— Problem details —
Provide only the number of lines in the data below that contain the word "Wellington".

— Entries supplied —
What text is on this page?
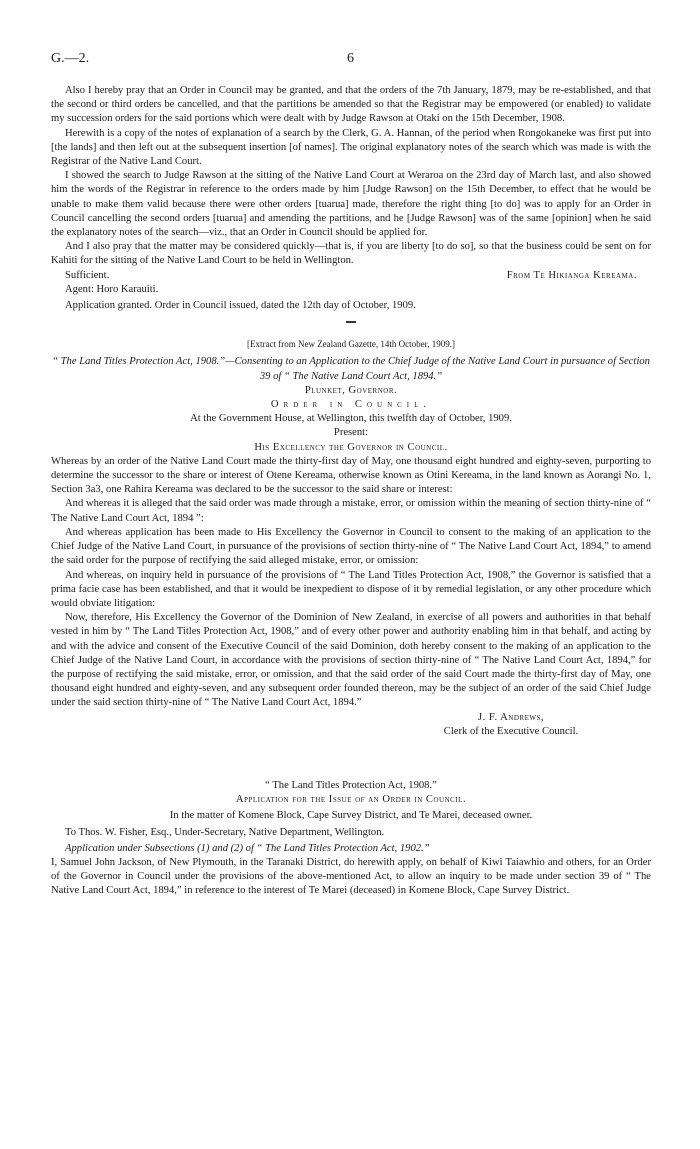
G.—2.	6

Also I hereby pray that an Order in Council may be granted, and that the orders of the 7th January, 1879, may be re-established, and that the second or third orders be cancelled, and that the partitions be amended so that the Registrar may be empowered (or enabled) to validate my succession orders for the said portions which were dealt with by Judge Rawson at Otaki on the 15th December, 1908.

Herewith is a copy of the notes of explanation of a search by the Clerk, G. A. Hannan, of the period when Rongokaneke was first put into [the lands] and then left out at the subsequent insertion [of names]. The original explanatory notes of the search which was made is with the Registrar of the Native Land Court.

I showed the search to Judge Rawson at the sitting of the Native Land Court at Weraroa on the 23rd day of March last, and also showed him the words of the Registrar in reference to the orders made by him [Judge Rawson] on the 15th December, to effect that he would be unable to make them valid because there were other orders [tuarua] made, therefore the right thing [to do] was to apply for an Order in Council cancelling the second orders [tuarua] and amending the partitions, and he [Judge Rawson] was of the same [opinion] when he said the explanatory notes of the search—viz., that an Order in Council should be applied for.

And I also pray that the matter may be considered quickly—that is, if you are liberty [to do so], so that the business could be sent on for Kahiti for the sitting of the Native Land Court to be held in Wellington.

Sufficient.	From Te Hikianga Kereama.

Agent: Horo Karauiti.

Application granted. Order in Council issued, dated the 12th day of October, 1909.

[Extract from New Zealand Gazette, 14th October, 1909.]

“ The Land Titles Protection Act, 1908.”—Consenting to an Application to the Chief Judge of the Native Land Court in pursuance of Section 39 of “ The Native Land Court Act, 1894.”

Plunket, Governor.

Order in Council.

At the Government House, at Wellington, this twelfth day of October, 1909.

Present:

His Excellency the Governor in Council.

Whereas by an order of the Native Land Court made the thirty-first day of May, one thousand eight hundred and eighty-seven, purporting to determine the successor to the share or interest of Otene Kereama, otherwise known as Otini Kereama, in the land known as Aorangi No. 1, Section 3a3, one Rahira Kereama was declared to be the successor to the said share or interest:

And whereas it is alleged that the said order was made through a mistake, error, or omission within the meaning of section thirty-nine of “ The Native Land Court Act, 1894 ”:

And whereas application has been made to His Excellency the Governor in Council to consent to the making of an application to the Chief Judge of the Native Land Court, in pursuance of the provisions of section thirty-nine of “ The Native Land Court Act, 1894,” to amend the said order for the purpose of rectifying the said alleged mistake, error, or omission:

And whereas, on inquiry held in pursuance of the provisions of “ The Land Titles Protection Act, 1908,” the Governor is satisfied that a prima facie case has been established, and that it would be inexpedient to dispose of it by remedial legislation, or any other procedure which would obviate litigation:

Now, therefore, His Excellency the Governor of the Dominion of New Zealand, in exercise of all powers and authorities in that behalf vested in him by “ The Land Titles Protection Act, 1908,” and of every other power and authority enabling him in that behalf, and acting by and with the advice and consent of the Executive Council of the said Dominion, doth hereby consent to the making of an application to the Chief Judge of the Native Land Court, in accordance with the provisions of section thirty-nine of “ The Native Land Court Act, 1894,” for the purpose of rectifying the said mistake, error, or omission, and that the said order of the said Court made the thirty-first day of May, one thousand eight hundred and eighty-seven, and any subsequent order founded thereon, may be the subject of an order of the said Chief Judge under the said section thirty-nine of “ The Native Land Court Act, 1894.”

J. F. Andrews,
Clerk of the Executive Council.

“ The Land Titles Protection Act, 1908.”

Application for the Issue of an Order in Council.

In the matter of Komene Block, Cape Survey District, and Te Marei, deceased owner.

To Thos. W. Fisher, Esq., Under-Secretary, Native Department, Wellington.

Application under Subsections (1) and (2) of “ The Land Titles Protection Act, 1902.”

I, Samuel John Jackson, of New Plymouth, in the Taranaki District, do herewith apply, on behalf of Kiwi Taiawhio and others, for an Order of the Governor in Council under the provisions of the above-mentioned Act, to allow an inquiry to be made under section 39 of “ The Native Land Court Act, 1894,” in reference to the interest of Te Marei (deceased) in Komene Block, Cape Survey District.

— Written response —
3